> **Records for this exercise**
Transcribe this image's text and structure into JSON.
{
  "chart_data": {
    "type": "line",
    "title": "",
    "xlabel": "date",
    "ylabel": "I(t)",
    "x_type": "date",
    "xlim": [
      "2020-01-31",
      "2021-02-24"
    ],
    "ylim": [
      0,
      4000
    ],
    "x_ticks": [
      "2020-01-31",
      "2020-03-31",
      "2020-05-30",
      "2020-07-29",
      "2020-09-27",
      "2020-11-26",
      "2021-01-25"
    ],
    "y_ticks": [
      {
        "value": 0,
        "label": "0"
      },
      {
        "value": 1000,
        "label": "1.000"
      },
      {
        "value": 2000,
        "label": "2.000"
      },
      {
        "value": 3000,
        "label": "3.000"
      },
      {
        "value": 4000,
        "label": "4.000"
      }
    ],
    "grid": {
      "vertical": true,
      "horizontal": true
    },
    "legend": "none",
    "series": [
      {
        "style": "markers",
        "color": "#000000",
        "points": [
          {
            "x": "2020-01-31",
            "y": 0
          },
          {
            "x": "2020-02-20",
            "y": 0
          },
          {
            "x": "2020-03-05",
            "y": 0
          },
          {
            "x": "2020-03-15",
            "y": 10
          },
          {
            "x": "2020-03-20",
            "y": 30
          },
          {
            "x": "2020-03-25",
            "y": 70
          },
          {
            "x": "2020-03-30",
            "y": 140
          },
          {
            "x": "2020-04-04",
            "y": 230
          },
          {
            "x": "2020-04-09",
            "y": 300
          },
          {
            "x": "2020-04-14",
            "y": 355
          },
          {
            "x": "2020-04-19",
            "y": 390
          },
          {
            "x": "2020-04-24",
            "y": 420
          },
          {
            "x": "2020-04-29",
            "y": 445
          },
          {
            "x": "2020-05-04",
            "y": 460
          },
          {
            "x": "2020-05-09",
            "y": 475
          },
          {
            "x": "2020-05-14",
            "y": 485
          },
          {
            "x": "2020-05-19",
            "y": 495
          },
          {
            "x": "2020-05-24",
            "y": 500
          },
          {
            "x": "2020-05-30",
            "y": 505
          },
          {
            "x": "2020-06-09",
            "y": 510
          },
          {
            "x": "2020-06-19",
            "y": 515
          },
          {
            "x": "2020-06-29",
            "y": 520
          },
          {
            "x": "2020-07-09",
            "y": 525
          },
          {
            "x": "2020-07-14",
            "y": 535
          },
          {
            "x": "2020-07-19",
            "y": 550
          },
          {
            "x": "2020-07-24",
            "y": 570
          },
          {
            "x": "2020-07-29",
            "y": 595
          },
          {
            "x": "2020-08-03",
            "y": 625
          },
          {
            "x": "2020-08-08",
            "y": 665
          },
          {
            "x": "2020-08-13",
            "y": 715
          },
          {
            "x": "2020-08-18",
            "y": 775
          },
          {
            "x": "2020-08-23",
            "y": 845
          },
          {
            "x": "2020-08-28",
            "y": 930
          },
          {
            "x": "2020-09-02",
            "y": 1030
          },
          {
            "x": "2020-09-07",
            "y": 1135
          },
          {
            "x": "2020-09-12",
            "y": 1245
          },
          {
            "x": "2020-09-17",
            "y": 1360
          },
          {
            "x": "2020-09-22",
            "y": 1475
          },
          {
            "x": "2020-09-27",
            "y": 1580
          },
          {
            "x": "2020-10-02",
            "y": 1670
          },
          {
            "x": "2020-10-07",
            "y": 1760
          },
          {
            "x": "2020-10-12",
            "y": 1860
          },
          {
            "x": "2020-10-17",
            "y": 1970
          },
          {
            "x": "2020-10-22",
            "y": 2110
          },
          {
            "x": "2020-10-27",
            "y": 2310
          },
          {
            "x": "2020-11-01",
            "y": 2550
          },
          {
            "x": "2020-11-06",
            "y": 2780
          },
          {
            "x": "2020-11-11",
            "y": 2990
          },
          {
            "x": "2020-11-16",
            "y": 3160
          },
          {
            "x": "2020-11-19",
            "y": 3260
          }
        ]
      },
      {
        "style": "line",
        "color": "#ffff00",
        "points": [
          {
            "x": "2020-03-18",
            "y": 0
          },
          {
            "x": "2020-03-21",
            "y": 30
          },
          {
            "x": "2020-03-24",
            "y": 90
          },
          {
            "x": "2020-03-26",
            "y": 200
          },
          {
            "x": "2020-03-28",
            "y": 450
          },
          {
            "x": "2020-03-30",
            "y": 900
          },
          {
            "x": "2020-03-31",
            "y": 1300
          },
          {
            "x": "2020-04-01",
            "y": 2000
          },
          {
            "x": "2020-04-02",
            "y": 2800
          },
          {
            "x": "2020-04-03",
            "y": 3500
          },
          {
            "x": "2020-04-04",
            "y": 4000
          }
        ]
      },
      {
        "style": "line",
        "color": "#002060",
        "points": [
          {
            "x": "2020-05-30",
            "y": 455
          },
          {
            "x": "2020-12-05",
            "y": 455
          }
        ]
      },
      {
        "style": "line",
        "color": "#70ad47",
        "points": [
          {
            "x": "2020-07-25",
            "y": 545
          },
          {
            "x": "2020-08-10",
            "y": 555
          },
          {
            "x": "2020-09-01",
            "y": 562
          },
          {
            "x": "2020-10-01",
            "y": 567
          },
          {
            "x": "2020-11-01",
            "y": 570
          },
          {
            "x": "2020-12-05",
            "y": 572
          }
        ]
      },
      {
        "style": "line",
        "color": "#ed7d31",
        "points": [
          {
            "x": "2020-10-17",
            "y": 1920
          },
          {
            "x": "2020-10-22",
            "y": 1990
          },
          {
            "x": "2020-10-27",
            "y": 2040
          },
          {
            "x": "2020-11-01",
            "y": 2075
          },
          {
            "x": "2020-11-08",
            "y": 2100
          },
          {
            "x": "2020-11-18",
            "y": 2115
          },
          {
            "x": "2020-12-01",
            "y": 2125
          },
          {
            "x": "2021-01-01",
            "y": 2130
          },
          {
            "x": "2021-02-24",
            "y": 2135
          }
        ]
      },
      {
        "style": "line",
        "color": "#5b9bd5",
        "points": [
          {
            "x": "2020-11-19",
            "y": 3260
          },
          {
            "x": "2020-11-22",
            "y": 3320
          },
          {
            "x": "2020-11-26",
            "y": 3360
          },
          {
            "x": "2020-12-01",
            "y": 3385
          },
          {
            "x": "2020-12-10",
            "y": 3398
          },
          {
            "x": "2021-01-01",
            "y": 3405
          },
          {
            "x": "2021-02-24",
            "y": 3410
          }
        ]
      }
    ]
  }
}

> **Exercise objective**
Repeat every entry exactly, please.

> **Correct response**
Transcribe this image's text and structure into JSON.
{
  "chart_data": {
    "type": "line",
    "title": "",
    "xlabel": "date",
    "ylabel": "I(t)",
    "x_type": "date",
    "xlim": [
      "2020-01-31",
      "2021-02-24"
    ],
    "ylim": [
      0,
      4000
    ],
    "x_ticks": [
      "2020-01-31",
      "2020-03-31",
      "2020-05-30",
      "2020-07-29",
      "2020-09-27",
      "2020-11-26",
      "2021-01-25"
    ],
    "y_ticks": [
      {
        "value": 0,
        "label": "0"
      },
      {
        "value": 1000,
        "label": "1.000"
      },
      {
        "value": 2000,
        "label": "2.000"
      },
      {
        "value": 3000,
        "label": "3.000"
      },
      {
        "value": 4000,
        "label": "4.000"
      }
    ],
    "grid": {
      "vertical": true,
      "horizontal": true
    },
    "legend": "none",
    "series": [
      {
        "style": "markers",
        "color": "#000000",
        "points": [
          {
            "x": "2020-01-31",
            "y": 0
          },
          {
            "x": "2020-02-20",
            "y": 0
          },
          {
            "x": "2020-03-05",
            "y": 0
          },
          {
            "x": "2020-03-15",
            "y": 10
          },
          {
            "x": "2020-03-20",
            "y": 30
          },
          {
            "x": "2020-03-25",
            "y": 70
          },
          {
            "x": "2020-03-30",
            "y": 140
          },
          {
            "x": "2020-04-04",
            "y": 230
          },
          {
            "x": "2020-04-09",
            "y": 300
          },
          {
            "x": "2020-04-14",
            "y": 355
          },
          {
            "x": "2020-04-19",
            "y": 390
          },
          {
            "x": "2020-04-24",
            "y": 420
          },
          {
            "x": "2020-04-29",
            "y": 445
          },
          {
            "x": "2020-05-04",
            "y": 460
          },
          {
            "x": "2020-05-09",
            "y": 475
          },
          {
            "x": "2020-05-14",
            "y": 485
          },
          {
            "x": "2020-05-19",
            "y": 495
          },
          {
            "x": "2020-05-24",
            "y": 500
          },
          {
            "x": "2020-05-30",
            "y": 505
          },
          {
            "x": "2020-06-09",
            "y": 510
          },
          {
            "x": "2020-06-19",
            "y": 515
          },
          {
            "x": "2020-06-29",
            "y": 520
          },
          {
            "x": "2020-07-09",
            "y": 525
          },
          {
            "x": "2020-07-14",
            "y": 535
          },
          {
            "x": "2020-07-19",
            "y": 550
          },
          {
            "x": "2020-07-24",
            "y": 570
          },
          {
            "x": "2020-07-29",
            "y": 595
          },
          {
            "x": "2020-08-03",
            "y": 625
          },
          {
            "x": "2020-08-08",
            "y": 665
          },
          {
            "x": "2020-08-13",
            "y": 715
          },
          {
            "x": "2020-08-18",
            "y": 775
          },
          {
            "x": "2020-08-23",
            "y": 845
          },
          {
            "x": "2020-08-28",
            "y": 930
          },
          {
            "x": "2020-09-02",
            "y": 1030
          },
          {
            "x": "2020-09-07",
            "y": 1135
          },
          {
            "x": "2020-09-12",
            "y": 1245
          },
          {
            "x": "2020-09-17",
            "y": 1360
          },
          {
            "x": "2020-09-22",
            "y": 1475
          },
          {
            "x": "2020-09-27",
            "y": 1580
          },
          {
            "x": "2020-10-02",
            "y": 1670
          },
          {
            "x": "2020-10-07",
            "y": 1760
          },
          {
            "x": "2020-10-12",
            "y": 1860
          },
          {
            "x": "2020-10-17",
            "y": 1970
          },
          {
            "x": "2020-10-22",
            "y": 2110
          },
          {
            "x": "2020-10-27",
            "y": 2310
          },
          {
            "x": "2020-11-01",
            "y": 2550
          },
          {
            "x": "2020-11-06",
            "y": 2780
          },
          {
            "x": "2020-11-11",
            "y": 2990
          },
          {
            "x": "2020-11-16",
            "y": 3160
          },
          {
            "x": "2020-11-19",
            "y": 3260
          }
        ]
      },
      {
        "style": "line",
        "color": "#ffff00",
        "points": [
          {
            "x": "2020-03-18",
            "y": 0
          },
          {
            "x": "2020-03-21",
            "y": 30
          },
          {
            "x": "2020-03-24",
            "y": 90
          },
          {
            "x": "2020-03-26",
            "y": 200
          },
          {
            "x": "2020-03-28",
            "y": 450
          },
          {
            "x": "2020-03-30",
            "y": 900
          },
          {
            "x": "2020-03-31",
            "y": 1300
          },
          {
            "x": "2020-04-01",
            "y": 2000
          },
          {
            "x": "2020-04-02",
            "y": 2800
          },
          {
            "x": "2020-04-03",
            "y": 3500
          },
          {
            "x": "2020-04-04",
            "y": 4000
          }
        ]
      },
      {
        "style": "line",
        "color": "#002060",
        "points": [
          {
            "x": "2020-05-30",
            "y": 455
          },
          {
            "x": "2020-12-05",
            "y": 455
          }
        ]
      },
      {
        "style": "line",
        "color": "#70ad47",
        "points": [
          {
            "x": "2020-07-25",
            "y": 545
          },
          {
            "x": "2020-08-10",
            "y": 555
          },
          {
            "x": "2020-09-01",
            "y": 562
          },
          {
            "x": "2020-10-01",
            "y": 567
          },
          {
            "x": "2020-11-01",
            "y": 570
          },
          {
            "x": "2020-12-05",
            "y": 572
          }
        ]
      },
      {
        "style": "line",
        "color": "#ed7d31",
        "points": [
          {
            "x": "2020-10-17",
            "y": 1920
          },
          {
            "x": "2020-10-22",
            "y": 1990
          },
          {
            "x": "2020-10-27",
            "y": 2040
          },
          {
            "x": "2020-11-01",
            "y": 2075
          },
          {
            "x": "2020-11-08",
            "y": 2100
          },
          {
            "x": "2020-11-18",
            "y": 2115
          },
          {
            "x": "2020-12-01",
            "y": 2125
          },
          {
            "x": "2021-01-01",
            "y": 2130
          },
          {
            "x": "2021-02-24",
            "y": 2135
          }
        ]
      },
      {
        "style": "line",
        "color": "#5b9bd5",
        "points": [
          {
            "x": "2020-11-19",
            "y": 3260
          },
          {
            "x": "2020-11-22",
            "y": 3320
          },
          {
            "x": "2020-11-26",
            "y": 3360
          },
          {
            "x": "2020-12-01",
            "y": 3385
          },
          {
            "x": "2020-12-10",
            "y": 3398
          },
          {
            "x": "2021-01-01",
            "y": 3405
          },
          {
            "x": "2021-02-24",
            "y": 3410
          }
        ]
      }
    ]
  }
}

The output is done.